- [MATERIAL SHOWN]
***
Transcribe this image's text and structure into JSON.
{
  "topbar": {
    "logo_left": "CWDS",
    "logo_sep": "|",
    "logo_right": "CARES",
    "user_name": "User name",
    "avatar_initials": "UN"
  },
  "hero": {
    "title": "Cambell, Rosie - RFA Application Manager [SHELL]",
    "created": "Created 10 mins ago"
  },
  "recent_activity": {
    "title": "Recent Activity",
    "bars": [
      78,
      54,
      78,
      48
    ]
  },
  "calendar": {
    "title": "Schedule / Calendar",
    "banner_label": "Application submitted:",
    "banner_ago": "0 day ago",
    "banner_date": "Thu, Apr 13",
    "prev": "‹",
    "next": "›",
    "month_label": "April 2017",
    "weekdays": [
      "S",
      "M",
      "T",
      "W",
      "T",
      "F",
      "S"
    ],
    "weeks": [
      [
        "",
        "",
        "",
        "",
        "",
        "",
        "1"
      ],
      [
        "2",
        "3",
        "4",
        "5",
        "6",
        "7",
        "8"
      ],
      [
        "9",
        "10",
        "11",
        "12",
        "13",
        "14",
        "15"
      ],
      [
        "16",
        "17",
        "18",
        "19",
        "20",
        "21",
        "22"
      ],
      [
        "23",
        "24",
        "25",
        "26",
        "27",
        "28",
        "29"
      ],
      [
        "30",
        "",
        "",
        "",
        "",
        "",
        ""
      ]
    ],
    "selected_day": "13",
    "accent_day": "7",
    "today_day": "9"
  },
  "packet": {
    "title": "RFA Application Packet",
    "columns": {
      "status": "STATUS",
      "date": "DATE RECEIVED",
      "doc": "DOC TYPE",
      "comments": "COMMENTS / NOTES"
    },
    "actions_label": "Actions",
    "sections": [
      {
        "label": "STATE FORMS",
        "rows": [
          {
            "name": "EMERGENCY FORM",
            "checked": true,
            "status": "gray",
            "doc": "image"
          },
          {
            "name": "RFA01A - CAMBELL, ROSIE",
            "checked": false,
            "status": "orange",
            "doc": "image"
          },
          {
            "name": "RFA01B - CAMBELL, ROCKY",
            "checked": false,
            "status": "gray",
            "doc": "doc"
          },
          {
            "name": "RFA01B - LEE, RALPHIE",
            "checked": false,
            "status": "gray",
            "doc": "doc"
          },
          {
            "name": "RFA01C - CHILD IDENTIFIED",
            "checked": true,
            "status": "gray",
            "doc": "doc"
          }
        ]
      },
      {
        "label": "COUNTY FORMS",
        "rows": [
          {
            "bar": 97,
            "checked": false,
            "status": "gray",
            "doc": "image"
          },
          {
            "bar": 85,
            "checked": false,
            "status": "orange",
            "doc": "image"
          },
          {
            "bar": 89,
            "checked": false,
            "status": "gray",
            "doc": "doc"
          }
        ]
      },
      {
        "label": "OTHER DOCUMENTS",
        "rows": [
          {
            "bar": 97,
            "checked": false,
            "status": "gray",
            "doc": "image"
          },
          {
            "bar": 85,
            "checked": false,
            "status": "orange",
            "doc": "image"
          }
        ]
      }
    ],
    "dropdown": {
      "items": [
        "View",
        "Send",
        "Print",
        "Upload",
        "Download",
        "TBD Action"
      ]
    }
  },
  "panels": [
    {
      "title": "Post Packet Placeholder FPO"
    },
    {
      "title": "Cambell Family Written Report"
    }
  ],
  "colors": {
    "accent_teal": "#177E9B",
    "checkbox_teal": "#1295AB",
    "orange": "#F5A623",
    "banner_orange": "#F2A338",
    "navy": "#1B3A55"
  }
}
***
- [SET TASK]
Repeat the records above exactly, leaving none out.

- [RIGHT ANSWER]
Transcribe this image's text and structure into JSON.
{
  "topbar": {
    "logo_left": "CWDS",
    "logo_sep": "|",
    "logo_right": "CARES",
    "user_name": "User name",
    "avatar_initials": "UN"
  },
  "hero": {
    "title": "Cambell, Rosie - RFA Application Manager [SHELL]",
    "created": "Created 10 mins ago"
  },
  "recent_activity": {
    "title": "Recent Activity",
    "bars": [
      78,
      54,
      78,
      48
    ]
  },
  "calendar": {
    "title": "Schedule / Calendar",
    "banner_label": "Application submitted:",
    "banner_ago": "0 day ago",
    "banner_date": "Thu, Apr 13",
    "prev": "‹",
    "next": "›",
    "month_label": "April 2017",
    "weekdays": [
      "S",
      "M",
      "T",
      "W",
      "T",
      "F",
      "S"
    ],
    "weeks": [
      [
        "",
        "",
        "",
        "",
        "",
        "",
        "1"
      ],
      [
        "2",
        "3",
        "4",
        "5",
        "6",
        "7",
        "8"
      ],
      [
        "9",
        "10",
        "11",
        "12",
        "13",
        "14",
        "15"
      ],
      [
        "16",
        "17",
        "18",
        "19",
        "20",
        "21",
        "22"
      ],
      [
        "23",
        "24",
        "25",
        "26",
        "27",
        "28",
        "29"
      ],
      [
        "30",
        "",
        "",
        "",
        "",
        "",
        ""
      ]
    ],
    "selected_day": "13",
    "accent_day": "7",
    "today_day": "9"
  },
  "packet": {
    "title": "RFA Application Packet",
    "columns": {
      "status": "STATUS",
      "date": "DATE RECEIVED",
      "doc": "DOC TYPE",
      "comments": "COMMENTS / NOTES"
    },
    "actions_label": "Actions",
    "sections": [
      {
        "label": "STATE FORMS",
        "rows": [
          {
            "name": "EMERGENCY FORM",
            "checked": true,
            "status": "gray",
            "doc": "image"
          },
          {
            "name": "RFA01A - CAMBELL, ROSIE",
            "checked": false,
            "status": "orange",
            "doc": "image"
          },
          {
            "name": "RFA01B - CAMBELL, ROCKY",
            "checked": false,
            "status": "gray",
            "doc": "doc"
          },
          {
            "name": "RFA01B - LEE, RALPHIE",
            "checked": false,
            "status": "gray",
            "doc": "doc"
          },
          {
            "name": "RFA01C - CHILD IDENTIFIED",
            "checked": true,
            "status": "gray",
            "doc": "doc"
          }
        ]
      },
      {
        "label": "COUNTY FORMS",
        "rows": [
          {
            "bar": 97,
            "checked": false,
            "status": "gray",
            "doc": "image"
          },
          {
            "bar": 85,
            "checked": false,
            "status": "orange",
            "doc": "image"
          },
          {
            "bar": 89,
            "checked": false,
            "status": "gray",
            "doc": "doc"
          }
        ]
      },
      {
        "label": "OTHER DOCUMENTS",
        "rows": [
          {
            "bar": 97,
            "checked": false,
            "status": "gray",
            "doc": "image"
          },
          {
            "bar": 85,
            "checked": false,
            "status": "orange",
            "doc": "image"
          }
        ]
      }
    ],
    "dropdown": {
      "items": [
        "View",
        "Send",
        "Print",
        "Upload",
        "Download",
        "TBD Action"
      ]
    }
  },
  "panels": [
    {
      "title": "Post Packet Placeholder FPO"
    },
    {
      "title": "Cambell Family Written Report"
    }
  ],
  "colors": {
    "accent_teal": "#177E9B",
    "checkbox_teal": "#1295AB",
    "orange": "#F5A623",
    "banner_orange": "#F2A338",
    "navy": "#1B3A55"
  }
}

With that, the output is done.